Problem description. From the essay on promoting engineering leaders, reproduce the passage word for word, starting at "A Tale of Two" and ending after "would be them.".

Excerpted text.
_ _ _ _ _

I’ve been thinking a lot about what makes exceptional engineering leaders in 2026, especially after reading some eye-opening research. The data is clear: empathy, mentorship, and coaching are what set leaders apart. Yet when I look at how engineering organizations actually promote people—including my own—we’re still overwhelmingly rewarding technical excellence.
In the last 18 months at my EdTech startup, I’ve promoted three engineers to engineering manager roles. Two are thriving. One is struggling badly, and if I’m honest, it’s because I made the classic mistake: I promoted the best engineer, not the best leader.
The Traditional Path Still Dominates
Here’s the pattern I see everywhere: the engineer who ships the most features, writes the cleanest code, or architects the most elegant systems gets tapped for leadership. The logic seems sound—technical credibility matters, right? But what we’re actually doing is taking our best individual contributors and asking them to do a completely different job.
Modern research shows that “your technical foundation will get you noticed, but your communication, empathy, and conflict resolution skills will set you apart.” More dramatically: technical skill gets you the interview, but soft skills get you the promotion.
So why are we still doing it backwards?
A Tale of Two Promotions
Let me share two promotions from my team:
Engineer A was our star senior engineer. Fastest coder, best architectural instincts, solved the hardest technical problems. When we needed a team lead, everyone assumed it would be them.

_ _ _ _ _

Material provided.
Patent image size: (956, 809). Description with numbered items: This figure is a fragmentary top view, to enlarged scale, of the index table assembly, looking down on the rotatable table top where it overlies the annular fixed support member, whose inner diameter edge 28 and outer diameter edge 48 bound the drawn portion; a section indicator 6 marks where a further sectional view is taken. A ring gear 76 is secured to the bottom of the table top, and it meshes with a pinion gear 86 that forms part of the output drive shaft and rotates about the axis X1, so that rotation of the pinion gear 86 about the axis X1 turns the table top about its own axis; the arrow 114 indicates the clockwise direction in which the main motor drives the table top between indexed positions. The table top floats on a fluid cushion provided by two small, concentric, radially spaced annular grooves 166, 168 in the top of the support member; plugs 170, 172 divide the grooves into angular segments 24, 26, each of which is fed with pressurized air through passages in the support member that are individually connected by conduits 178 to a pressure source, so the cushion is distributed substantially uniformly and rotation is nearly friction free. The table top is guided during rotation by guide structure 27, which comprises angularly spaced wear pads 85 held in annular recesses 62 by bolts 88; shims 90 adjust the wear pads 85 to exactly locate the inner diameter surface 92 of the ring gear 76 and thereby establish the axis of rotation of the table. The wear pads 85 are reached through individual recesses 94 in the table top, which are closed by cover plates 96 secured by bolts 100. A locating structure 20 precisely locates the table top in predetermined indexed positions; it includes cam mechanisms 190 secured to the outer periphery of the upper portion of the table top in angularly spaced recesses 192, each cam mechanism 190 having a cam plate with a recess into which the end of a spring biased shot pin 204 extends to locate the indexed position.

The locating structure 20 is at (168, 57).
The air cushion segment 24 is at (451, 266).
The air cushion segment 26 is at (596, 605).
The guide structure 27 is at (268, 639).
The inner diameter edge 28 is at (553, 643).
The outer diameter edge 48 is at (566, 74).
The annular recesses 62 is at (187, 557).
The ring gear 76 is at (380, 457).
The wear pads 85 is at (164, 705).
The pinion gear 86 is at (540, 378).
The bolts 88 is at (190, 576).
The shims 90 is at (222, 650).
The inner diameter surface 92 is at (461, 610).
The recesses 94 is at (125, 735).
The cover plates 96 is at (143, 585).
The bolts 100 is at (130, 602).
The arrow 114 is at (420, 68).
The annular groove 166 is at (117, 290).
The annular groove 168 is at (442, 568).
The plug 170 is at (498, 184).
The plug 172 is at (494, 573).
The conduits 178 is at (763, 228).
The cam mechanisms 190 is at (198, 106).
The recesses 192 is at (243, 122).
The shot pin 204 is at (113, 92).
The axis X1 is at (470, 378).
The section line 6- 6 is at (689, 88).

_ _ _ _ _

Output.
A Tale of Two Promotions
Let me share two promotions from my team:
Engineer A was our star senior engineer. Fastest coder, best architectural instincts, solved the hardest technical problems. When we needed a team lead, everyone assumed it would be them.